» **Brano fornito**
------------------------------------------------------------

Il predetto articolo 4, comma 3-bis, (così novellato) dispone che il contributo sia istituito con regolamento, nella misura massima di 2,50 euro (1 euro in più rispetto alla previgente imposta di sbarco) e può essere elevato a 5 euro dai comuni in via temporanea.

Il contributo può essere elevato a 5 euro dai comuni anche in relazione all'accesso a zone disciplinate nella loro fruizione per motivi ambientali, in prossimità di fenomeni attivi di origine vulcanica; in tal caso, il contributo può essere riscosso dalle locali guide vulcanologiche, regolarmente autorizzate, o da altri soggetti individuati dall'amministrazione comunale con apposito avviso pubblico.

Tale contributo è applicabile ai passeggeri che sbarcano sul territorio dell'isola minore utilizzando vettori che forniscono collegamenti di linea, così come ai passeggeri che sbarcano mediante vettori aeronavali che svolgono servizio di trasporto di persone a fini commerciali (dunque non solo di linea), abilitati e autorizzati ad effettuare collegamenti verso l'isola.

------------------------------------------------------------

» **Elenco righe**
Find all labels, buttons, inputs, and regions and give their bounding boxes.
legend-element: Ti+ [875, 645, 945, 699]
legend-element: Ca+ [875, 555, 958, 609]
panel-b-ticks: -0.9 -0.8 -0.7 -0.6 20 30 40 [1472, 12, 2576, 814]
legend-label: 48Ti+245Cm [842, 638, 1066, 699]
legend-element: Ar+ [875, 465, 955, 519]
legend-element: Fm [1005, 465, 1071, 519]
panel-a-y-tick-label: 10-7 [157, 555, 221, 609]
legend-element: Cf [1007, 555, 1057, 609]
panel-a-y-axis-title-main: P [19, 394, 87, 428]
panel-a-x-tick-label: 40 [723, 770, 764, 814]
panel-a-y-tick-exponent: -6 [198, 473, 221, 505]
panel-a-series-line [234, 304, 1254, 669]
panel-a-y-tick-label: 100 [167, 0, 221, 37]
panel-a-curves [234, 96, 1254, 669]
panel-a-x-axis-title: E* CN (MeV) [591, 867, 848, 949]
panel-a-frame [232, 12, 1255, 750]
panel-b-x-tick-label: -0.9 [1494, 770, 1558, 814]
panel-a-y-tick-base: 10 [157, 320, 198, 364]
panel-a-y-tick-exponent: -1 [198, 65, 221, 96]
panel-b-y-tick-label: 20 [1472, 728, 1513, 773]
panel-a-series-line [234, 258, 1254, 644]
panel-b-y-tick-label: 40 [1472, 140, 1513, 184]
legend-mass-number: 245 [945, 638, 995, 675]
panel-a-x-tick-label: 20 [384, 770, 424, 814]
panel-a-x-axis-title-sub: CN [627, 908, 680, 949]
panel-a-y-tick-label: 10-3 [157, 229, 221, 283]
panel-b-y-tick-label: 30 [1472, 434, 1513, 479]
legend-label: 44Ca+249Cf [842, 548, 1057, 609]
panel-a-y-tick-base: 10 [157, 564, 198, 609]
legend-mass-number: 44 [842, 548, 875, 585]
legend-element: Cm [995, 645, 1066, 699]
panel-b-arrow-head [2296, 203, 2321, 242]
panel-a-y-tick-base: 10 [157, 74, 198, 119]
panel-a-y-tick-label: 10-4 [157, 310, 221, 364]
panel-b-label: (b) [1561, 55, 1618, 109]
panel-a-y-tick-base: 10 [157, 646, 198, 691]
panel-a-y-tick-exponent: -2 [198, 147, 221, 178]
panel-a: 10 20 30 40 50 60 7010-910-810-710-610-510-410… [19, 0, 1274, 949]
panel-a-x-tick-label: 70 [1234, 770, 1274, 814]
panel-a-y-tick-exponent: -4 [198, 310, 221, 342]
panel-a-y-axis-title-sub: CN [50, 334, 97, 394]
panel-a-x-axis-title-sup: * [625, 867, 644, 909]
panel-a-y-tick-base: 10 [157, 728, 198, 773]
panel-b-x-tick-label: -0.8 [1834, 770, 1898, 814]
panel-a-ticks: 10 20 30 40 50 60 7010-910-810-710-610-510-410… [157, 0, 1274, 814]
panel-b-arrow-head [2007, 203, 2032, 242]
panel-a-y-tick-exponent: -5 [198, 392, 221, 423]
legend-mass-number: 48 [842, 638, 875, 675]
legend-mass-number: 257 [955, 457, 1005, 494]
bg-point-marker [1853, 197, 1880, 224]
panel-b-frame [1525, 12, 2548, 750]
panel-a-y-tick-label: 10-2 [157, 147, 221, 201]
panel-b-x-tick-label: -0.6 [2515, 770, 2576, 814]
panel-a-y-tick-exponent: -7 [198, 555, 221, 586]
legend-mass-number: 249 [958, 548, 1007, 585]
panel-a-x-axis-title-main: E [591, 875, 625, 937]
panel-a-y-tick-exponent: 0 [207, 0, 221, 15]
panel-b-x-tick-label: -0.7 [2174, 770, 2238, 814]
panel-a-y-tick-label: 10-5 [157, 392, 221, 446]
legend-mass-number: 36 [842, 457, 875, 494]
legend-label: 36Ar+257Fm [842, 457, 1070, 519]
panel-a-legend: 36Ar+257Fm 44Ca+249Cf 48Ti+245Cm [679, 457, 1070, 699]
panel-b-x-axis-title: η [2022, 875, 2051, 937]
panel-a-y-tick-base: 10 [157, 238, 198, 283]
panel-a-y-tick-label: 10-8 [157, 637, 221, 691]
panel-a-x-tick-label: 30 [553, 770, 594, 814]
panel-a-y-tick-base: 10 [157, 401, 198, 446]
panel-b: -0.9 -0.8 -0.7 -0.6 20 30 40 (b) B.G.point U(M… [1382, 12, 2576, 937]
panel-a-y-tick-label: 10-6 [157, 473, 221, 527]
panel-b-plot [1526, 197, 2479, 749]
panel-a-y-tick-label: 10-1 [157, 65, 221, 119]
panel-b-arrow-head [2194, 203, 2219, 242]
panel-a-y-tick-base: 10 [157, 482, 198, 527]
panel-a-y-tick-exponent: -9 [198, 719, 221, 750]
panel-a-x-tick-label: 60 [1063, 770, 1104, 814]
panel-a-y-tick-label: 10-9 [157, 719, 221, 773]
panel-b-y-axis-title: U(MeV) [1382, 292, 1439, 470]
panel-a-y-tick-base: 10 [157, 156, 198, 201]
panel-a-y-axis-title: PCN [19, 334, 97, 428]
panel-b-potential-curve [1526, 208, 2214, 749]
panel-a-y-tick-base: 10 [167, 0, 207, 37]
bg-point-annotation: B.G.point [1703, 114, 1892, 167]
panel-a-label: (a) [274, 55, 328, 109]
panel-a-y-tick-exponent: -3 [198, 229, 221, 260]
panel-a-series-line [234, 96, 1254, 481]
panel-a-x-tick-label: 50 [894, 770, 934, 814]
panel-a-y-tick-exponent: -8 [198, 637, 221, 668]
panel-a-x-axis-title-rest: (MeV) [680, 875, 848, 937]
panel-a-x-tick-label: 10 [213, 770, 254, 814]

------------------------------------------------------------

» **Obiettivo A**
Secondo il brano sul contributo di sbarco, qual è la misura massima del contributo fissata dall'articolo 4, comma 3-bis?
» **Obiettivo B**
Prosegui il brano sul contributo di sbarco a partire dalla sua ultima frase.

» **Risposta esercizio A**
La misura massima è di 2,50 euro.

» **Risposta esercizio B**
Il contributo di sbarco è riscosso, unitamente al prezzo del biglietto, da parte delle compagnie di navigazione e aeree o dei soggetti che svolgono servizio di trasporto di persone a fini commerciali.

Il gettito dell'imposta finanzia interventi di raccolta e di smaltimento dei rifiuti, interventi di recupero e salvaguardia ambientale, nonché interventi in materia di turismo, cultura, polizia locale e mobilità nelle isole minori. Si prevede, inoltre, che il comune destini il gettito del contributo per interventi nelle singole isole minori dell'arcipelago in proporzione agli sbarchi effettuati nelle stesse. Sono riprodotte le previgenti disposizioni in tema di responsabilità dei vettori in ordine del pagamento (con diritto di rivalsa sui soggetti passivi), alla presentazione della dichiarazione e agli ulteriori adempimenti previsti dalla legge e dal regolamento; analoga è la misura delle sanzioni dichiarative e relative ai versamenti, nonché la disciplina delle esenzioni.

L'imposta di scopo

L'imposta di scopo (ISCOP) è stata originariamente disciplinata dall'articolo 1, commi 145-151, della legge n. 296 del 2006 (legge finanziaria 2007), che ha conferito ai comuni la facoltà, confermata dalla legge di stabilità 2014 (articolo 1, comma 706, della legge n. 147 del 2013), di istituire, con regolamento, tale imposta al fine di finanziare la realizzazione di opere pubbliche.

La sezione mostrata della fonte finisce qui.